* **EXERCISE MATERIALS**
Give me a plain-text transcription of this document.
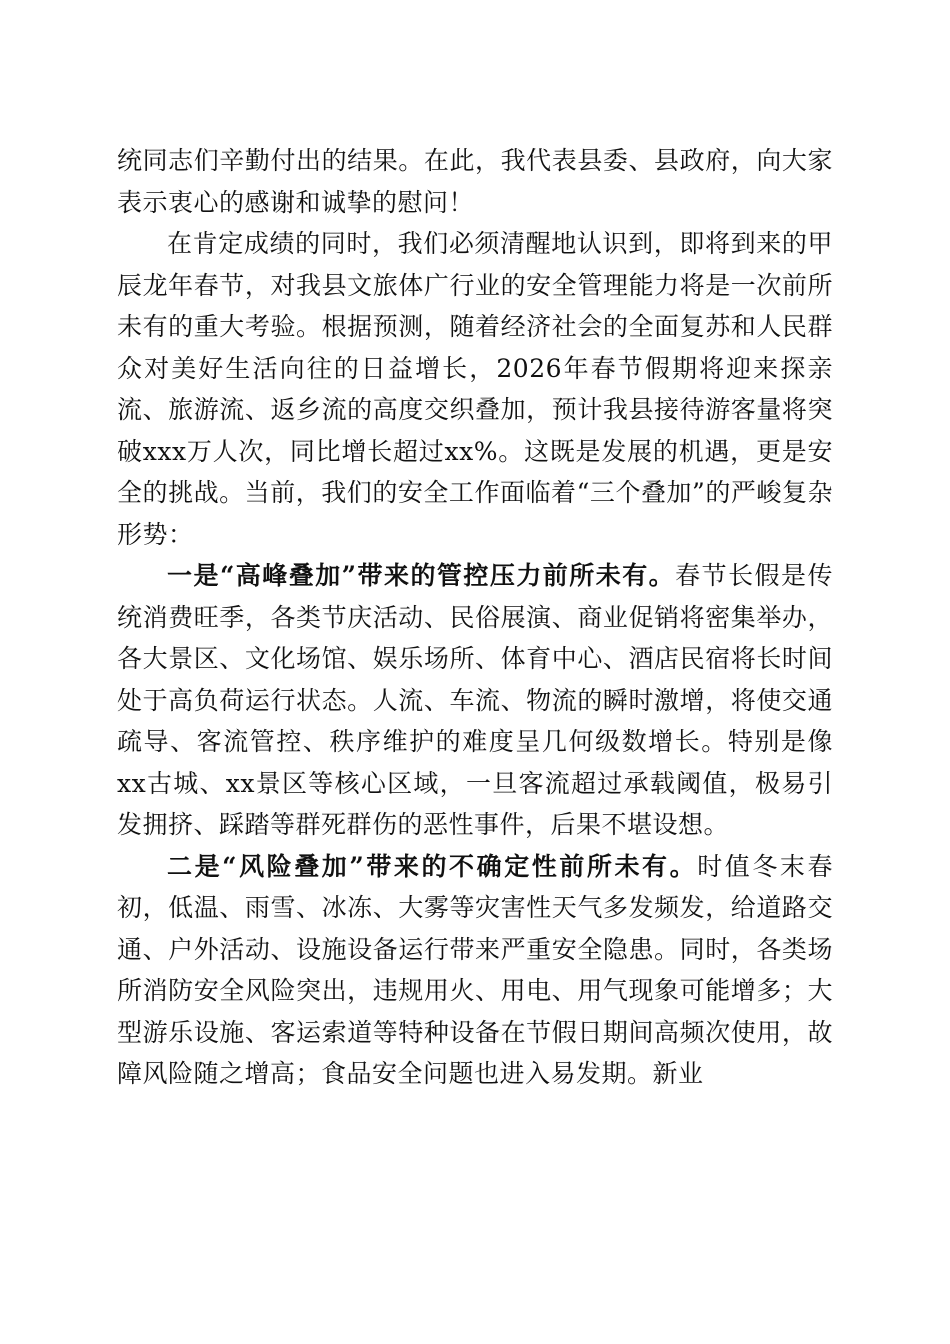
统同志们辛勤付出的结果。在此，我代表县委、县政府，向大家表示衷心的感谢和诚挚的慰问！

在肯定成绩的同时，我们必须清醒地认识到，即将到来的甲辰龙年春节，对我县文旅体广行业的安全管理能力将是一次前所未有的重大考验。根据预测，随着经济社会的全面复苏和人民群众对美好生活向往的日益增长，2026年春节假期将迎来探亲流、旅游流、返乡流的高度交织叠加，预计我县接待游客量将突破xxx万人次，同比增长超过xx%。这既是发展的机遇，更是安全的挑战。当前，我们的安全工作面临着“三个叠加”的严峻复杂形势：

一是“高峰叠加”带来的管控压力前所未有。春节长假是传统消费旺季，各类节庆活动、民俗展演、商业促销将密集举办，各大景区、文化场馆、娱乐场所、体育中心、酒店民宿将长时间处于高负荷运行状态。人流、车流、物流的瞬时激增，将使交通疏导、客流管控、秩序维护的难度呈几何级数增长。特别是像xx古城、xx景区等核心区域，一旦客流超过承载阈值，极易引发拥挤、踩踏等群死群伤的恶性事件，后果不堪设想。

二是“风险叠加”带来的不确定性前所未有。时值冬末春初，低温、雨雪、冰冻、大雾等灾害性天气多发频发，给道路交通、户外活动、设施设备运行带来严重安全隐患。同时，各类场所消防安全风险突出，违规用火、用电、用气现象可能增多；大型游乐设施、客运索道等特种设备在节假日期间高频次使用，故障风险随之增高；食品安全问题也进入易发期。新业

* **WHAT THE TASK REQUIRES**
All of the records above must be copied exactly, except for the pictures.

* **EXPECTED ANSWER**
Give me a plain-text transcription of this document.
统同志们辛勤付出的结果。在此，我代表县委、县政府，向大家表示衷心的感谢和诚挚的慰问！

在肯定成绩的同时，我们必须清醒地认识到，即将到来的甲辰龙年春节，对我县文旅体广行业的安全管理能力将是一次前所未有的重大考验。根据预测，随着经济社会的全面复苏和人民群众对美好生活向往的日益增长，2026年春节假期将迎来探亲流、旅游流、返乡流的高度交织叠加，预计我县接待游客量将突破xxx万人次，同比增长超过xx%。这既是发展的机遇，更是安全的挑战。当前，我们的安全工作面临着“三个叠加”的严峻复杂形势：

一是“高峰叠加”带来的管控压力前所未有。春节长假是传统消费旺季，各类节庆活动、民俗展演、商业促销将密集举办，各大景区、文化场馆、娱乐场所、体育中心、酒店民宿将长时间处于高负荷运行状态。人流、车流、物流的瞬时激增，将使交通疏导、客流管控、秩序维护的难度呈几何级数增长。特别是像xx古城、xx景区等核心区域，一旦客流超过承载阈值，极易引发拥挤、踩踏等群死群伤的恶性事件，后果不堪设想。

二是“风险叠加”带来的不确定性前所未有。时值冬末春初，低温、雨雪、冰冻、大雾等灾害性天气多发频发，给道路交通、户外活动、设施设备运行带来严重安全隐患。同时，各类场所消防安全风险突出，违规用火、用电、用气现象可能增多；大型游乐设施、客运索道等特种设备在节假日期间高频次使用，故障风险随之增高；食品安全问题也进入易发期。新业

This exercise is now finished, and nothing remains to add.